**Written exercise**
What follows is a set of records; repeat all of them exactly.

Start of Supplied information

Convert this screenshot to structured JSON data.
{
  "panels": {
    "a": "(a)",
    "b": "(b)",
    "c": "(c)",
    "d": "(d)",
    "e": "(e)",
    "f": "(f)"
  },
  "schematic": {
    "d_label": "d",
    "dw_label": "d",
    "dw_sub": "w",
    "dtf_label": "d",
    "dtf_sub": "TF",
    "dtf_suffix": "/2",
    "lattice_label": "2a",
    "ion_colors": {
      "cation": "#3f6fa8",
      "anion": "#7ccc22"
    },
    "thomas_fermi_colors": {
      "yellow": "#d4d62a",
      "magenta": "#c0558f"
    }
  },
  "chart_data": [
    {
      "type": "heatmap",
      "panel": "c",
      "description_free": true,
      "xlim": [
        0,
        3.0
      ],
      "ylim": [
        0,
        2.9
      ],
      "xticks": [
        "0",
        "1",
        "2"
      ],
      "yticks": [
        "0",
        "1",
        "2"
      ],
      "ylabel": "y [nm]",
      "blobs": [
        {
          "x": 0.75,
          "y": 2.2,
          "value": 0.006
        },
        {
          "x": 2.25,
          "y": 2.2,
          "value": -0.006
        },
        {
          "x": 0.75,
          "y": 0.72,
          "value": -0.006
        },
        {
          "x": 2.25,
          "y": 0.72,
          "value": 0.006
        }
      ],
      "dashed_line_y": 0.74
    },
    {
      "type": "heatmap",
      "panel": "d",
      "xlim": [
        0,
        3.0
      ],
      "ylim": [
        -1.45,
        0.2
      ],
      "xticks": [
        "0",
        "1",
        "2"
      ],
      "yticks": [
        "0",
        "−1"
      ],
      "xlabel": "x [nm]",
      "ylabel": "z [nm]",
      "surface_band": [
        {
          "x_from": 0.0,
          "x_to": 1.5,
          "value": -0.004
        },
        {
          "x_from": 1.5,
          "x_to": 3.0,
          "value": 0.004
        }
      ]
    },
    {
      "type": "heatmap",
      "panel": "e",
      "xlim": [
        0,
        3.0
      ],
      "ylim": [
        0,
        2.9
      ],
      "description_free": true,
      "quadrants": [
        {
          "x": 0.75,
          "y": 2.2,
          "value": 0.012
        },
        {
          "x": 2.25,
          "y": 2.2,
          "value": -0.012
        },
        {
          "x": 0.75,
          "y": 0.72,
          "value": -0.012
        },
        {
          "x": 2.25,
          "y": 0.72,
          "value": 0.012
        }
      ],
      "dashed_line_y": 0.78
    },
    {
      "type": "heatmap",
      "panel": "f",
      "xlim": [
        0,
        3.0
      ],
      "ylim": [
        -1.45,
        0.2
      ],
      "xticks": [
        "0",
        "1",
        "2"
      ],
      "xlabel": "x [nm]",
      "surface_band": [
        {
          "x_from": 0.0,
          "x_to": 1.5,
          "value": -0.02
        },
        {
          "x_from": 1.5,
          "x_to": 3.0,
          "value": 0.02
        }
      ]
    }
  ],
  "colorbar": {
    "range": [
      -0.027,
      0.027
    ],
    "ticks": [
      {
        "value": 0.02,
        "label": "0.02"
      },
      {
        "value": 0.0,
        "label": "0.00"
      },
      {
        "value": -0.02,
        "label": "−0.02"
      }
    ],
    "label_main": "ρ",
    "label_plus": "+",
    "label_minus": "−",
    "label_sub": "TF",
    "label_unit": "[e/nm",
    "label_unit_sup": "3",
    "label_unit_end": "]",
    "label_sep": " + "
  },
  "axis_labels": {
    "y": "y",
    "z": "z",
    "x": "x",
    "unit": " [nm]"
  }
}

End of Supplied information

**Problem solution**
Convert this screenshot to structured JSON data.
{
  "panels": {
    "a": "(a)",
    "b": "(b)",
    "c": "(c)",
    "d": "(d)",
    "e": "(e)",
    "f": "(f)"
  },
  "schematic": {
    "d_label": "d",
    "dw_label": "d",
    "dw_sub": "w",
    "dtf_label": "d",
    "dtf_sub": "TF",
    "dtf_suffix": "/2",
    "lattice_label": "2a",
    "ion_colors": {
      "cation": "#3f6fa8",
      "anion": "#7ccc22"
    },
    "thomas_fermi_colors": {
      "yellow": "#d4d62a",
      "magenta": "#c0558f"
    }
  },
  "chart_data": [
    {
      "type": "heatmap",
      "panel": "c",
      "description_free": true,
      "xlim": [
        0,
        3.0
      ],
      "ylim": [
        0,
        2.9
      ],
      "xticks": [
        "0",
        "1",
        "2"
      ],
      "yticks": [
        "0",
        "1",
        "2"
      ],
      "ylabel": "y [nm]",
      "blobs": [
        {
          "x": 0.75,
          "y": 2.2,
          "value": 0.006
        },
        {
          "x": 2.25,
          "y": 2.2,
          "value": -0.006
        },
        {
          "x": 0.75,
          "y": 0.72,
          "value": -0.006
        },
        {
          "x": 2.25,
          "y": 0.72,
          "value": 0.006
        }
      ],
      "dashed_line_y": 0.74
    },
    {
      "type": "heatmap",
      "panel": "d",
      "xlim": [
        0,
        3.0
      ],
      "ylim": [
        -1.45,
        0.2
      ],
      "xticks": [
        "0",
        "1",
        "2"
      ],
      "yticks": [
        "0",
        "−1"
      ],
      "xlabel": "x [nm]",
      "ylabel": "z [nm]",
      "surface_band": [
        {
          "x_from": 0.0,
          "x_to": 1.5,
          "value": -0.004
        },
        {
          "x_from": 1.5,
          "x_to": 3.0,
          "value": 0.004
        }
      ]
    },
    {
      "type": "heatmap",
      "panel": "e",
      "xlim": [
        0,
        3.0
      ],
      "ylim": [
        0,
        2.9
      ],
      "description_free": true,
      "quadrants": [
        {
          "x": 0.75,
          "y": 2.2,
          "value": 0.012
        },
        {
          "x": 2.25,
          "y": 2.2,
          "value": -0.012
        },
        {
          "x": 0.75,
          "y": 0.72,
          "value": -0.012
        },
        {
          "x": 2.25,
          "y": 0.72,
          "value": 0.012
        }
      ],
      "dashed_line_y": 0.78
    },
    {
      "type": "heatmap",
      "panel": "f",
      "xlim": [
        0,
        3.0
      ],
      "ylim": [
        -1.45,
        0.2
      ],
      "xticks": [
        "0",
        "1",
        "2"
      ],
      "xlabel": "x [nm]",
      "surface_band": [
        {
          "x_from": 0.0,
          "x_to": 1.5,
          "value": -0.02
        },
        {
          "x_from": 1.5,
          "x_to": 3.0,
          "value": 0.02
        }
      ]
    }
  ],
  "colorbar": {
    "range": [
      -0.027,
      0.027
    ],
    "ticks": [
      {
        "value": 0.02,
        "label": "0.02"
      },
      {
        "value": 0.0,
        "label": "0.00"
      },
      {
        "value": -0.02,
        "label": "−0.02"
      }
    ],
    "label_main": "ρ",
    "label_plus": "+",
    "label_minus": "−",
    "label_sub": "TF",
    "label_unit": "[e/nm",
    "label_unit_sup": "3",
    "label_unit_end": "]",
    "label_sep": " + "
  },
  "axis_labels": {
    "y": "y",
    "z": "z",
    "x": "x",
    "unit": " [nm]"
  }
}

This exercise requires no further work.